Please restate the following records word for word.

> [DATASET CONTENT]

- - -

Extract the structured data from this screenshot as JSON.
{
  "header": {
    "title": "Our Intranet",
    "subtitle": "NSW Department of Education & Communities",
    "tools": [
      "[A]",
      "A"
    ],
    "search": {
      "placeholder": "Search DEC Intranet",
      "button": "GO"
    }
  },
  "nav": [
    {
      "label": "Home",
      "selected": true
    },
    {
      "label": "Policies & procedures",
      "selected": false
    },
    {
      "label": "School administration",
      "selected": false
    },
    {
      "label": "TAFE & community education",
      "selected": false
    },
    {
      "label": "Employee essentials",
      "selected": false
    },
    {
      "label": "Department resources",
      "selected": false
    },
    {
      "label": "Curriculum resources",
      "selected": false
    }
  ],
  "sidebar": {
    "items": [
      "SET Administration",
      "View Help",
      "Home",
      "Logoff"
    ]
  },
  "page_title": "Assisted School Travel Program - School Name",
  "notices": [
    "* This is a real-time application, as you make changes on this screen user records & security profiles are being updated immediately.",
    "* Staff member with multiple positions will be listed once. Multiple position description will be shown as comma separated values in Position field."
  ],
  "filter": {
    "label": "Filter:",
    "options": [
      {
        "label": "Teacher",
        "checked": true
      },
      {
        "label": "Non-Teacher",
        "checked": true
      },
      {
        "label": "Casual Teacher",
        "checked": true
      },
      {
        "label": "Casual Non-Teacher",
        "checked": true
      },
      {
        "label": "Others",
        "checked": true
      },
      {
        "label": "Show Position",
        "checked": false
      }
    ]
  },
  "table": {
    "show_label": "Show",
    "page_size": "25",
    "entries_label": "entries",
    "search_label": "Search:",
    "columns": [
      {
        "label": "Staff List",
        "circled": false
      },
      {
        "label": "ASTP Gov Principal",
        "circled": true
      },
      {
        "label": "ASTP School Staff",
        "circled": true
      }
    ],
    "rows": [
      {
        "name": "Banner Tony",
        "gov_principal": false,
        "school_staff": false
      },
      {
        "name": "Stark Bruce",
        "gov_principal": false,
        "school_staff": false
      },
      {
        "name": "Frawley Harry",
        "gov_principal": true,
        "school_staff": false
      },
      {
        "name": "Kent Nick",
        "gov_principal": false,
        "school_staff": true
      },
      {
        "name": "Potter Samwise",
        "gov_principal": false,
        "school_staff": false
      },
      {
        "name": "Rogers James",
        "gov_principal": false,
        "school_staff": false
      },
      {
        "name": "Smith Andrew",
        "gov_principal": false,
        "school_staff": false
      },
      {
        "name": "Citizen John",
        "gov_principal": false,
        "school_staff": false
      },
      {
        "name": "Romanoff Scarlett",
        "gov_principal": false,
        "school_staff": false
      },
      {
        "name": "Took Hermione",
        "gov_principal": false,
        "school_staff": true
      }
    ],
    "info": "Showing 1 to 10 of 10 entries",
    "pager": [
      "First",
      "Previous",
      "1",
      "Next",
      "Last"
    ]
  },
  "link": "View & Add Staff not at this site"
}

- - -

> [OUTPUT FOR THIS EXERCISE]
Extract the structured data from this screenshot as JSON.
{
  "header": {
    "title": "Our Intranet",
    "subtitle": "NSW Department of Education & Communities",
    "tools": [
      "[A]",
      "A"
    ],
    "search": {
      "placeholder": "Search DEC Intranet",
      "button": "GO"
    }
  },
  "nav": [
    {
      "label": "Home",
      "selected": true
    },
    {
      "label": "Policies & procedures",
      "selected": false
    },
    {
      "label": "School administration",
      "selected": false
    },
    {
      "label": "TAFE & community education",
      "selected": false
    },
    {
      "label": "Employee essentials",
      "selected": false
    },
    {
      "label": "Department resources",
      "selected": false
    },
    {
      "label": "Curriculum resources",
      "selected": false
    }
  ],
  "sidebar": {
    "items": [
      "SET Administration",
      "View Help",
      "Home",
      "Logoff"
    ]
  },
  "page_title": "Assisted School Travel Program - School Name",
  "notices": [
    "* This is a real-time application, as you make changes on this screen user records & security profiles are being updated immediately.",
    "* Staff member with multiple positions will be listed once. Multiple position description will be shown as comma separated values in Position field."
  ],
  "filter": {
    "label": "Filter:",
    "options": [
      {
        "label": "Teacher",
        "checked": true
      },
      {
        "label": "Non-Teacher",
        "checked": true
      },
      {
        "label": "Casual Teacher",
        "checked": true
      },
      {
        "label": "Casual Non-Teacher",
        "checked": true
      },
      {
        "label": "Others",
        "checked": true
      },
      {
        "label": "Show Position",
        "checked": false
      }
    ]
  },
  "table": {
    "show_label": "Show",
    "page_size": "25",
    "entries_label": "entries",
    "search_label": "Search:",
    "columns": [
      {
        "label": "Staff List",
        "circled": false
      },
      {
        "label": "ASTP Gov Principal",
        "circled": true
      },
      {
        "label": "ASTP School Staff",
        "circled": true
      }
    ],
    "rows": [
      {
        "name": "Banner Tony",
        "gov_principal": false,
        "school_staff": false
      },
      {
        "name": "Stark Bruce",
        "gov_principal": false,
        "school_staff": false
      },
      {
        "name": "Frawley Harry",
        "gov_principal": true,
        "school_staff": false
      },
      {
        "name": "Kent Nick",
        "gov_principal": false,
        "school_staff": true
      },
      {
        "name": "Potter Samwise",
        "gov_principal": false,
        "school_staff": false
      },
      {
        "name": "Rogers James",
        "gov_principal": false,
        "school_staff": false
      },
      {
        "name": "Smith Andrew",
        "gov_principal": false,
        "school_staff": false
      },
      {
        "name": "Citizen John",
        "gov_principal": false,
        "school_staff": false
      },
      {
        "name": "Romanoff Scarlett",
        "gov_principal": false,
        "school_staff": false
      },
      {
        "name": "Took Hermione",
        "gov_principal": false,
        "school_staff": true
      }
    ],
    "info": "Showing 1 to 10 of 10 entries",
    "pager": [
      "First",
      "Previous",
      "1",
      "Next",
      "Last"
    ]
  },
  "link": "View & Add Staff not at this site"
}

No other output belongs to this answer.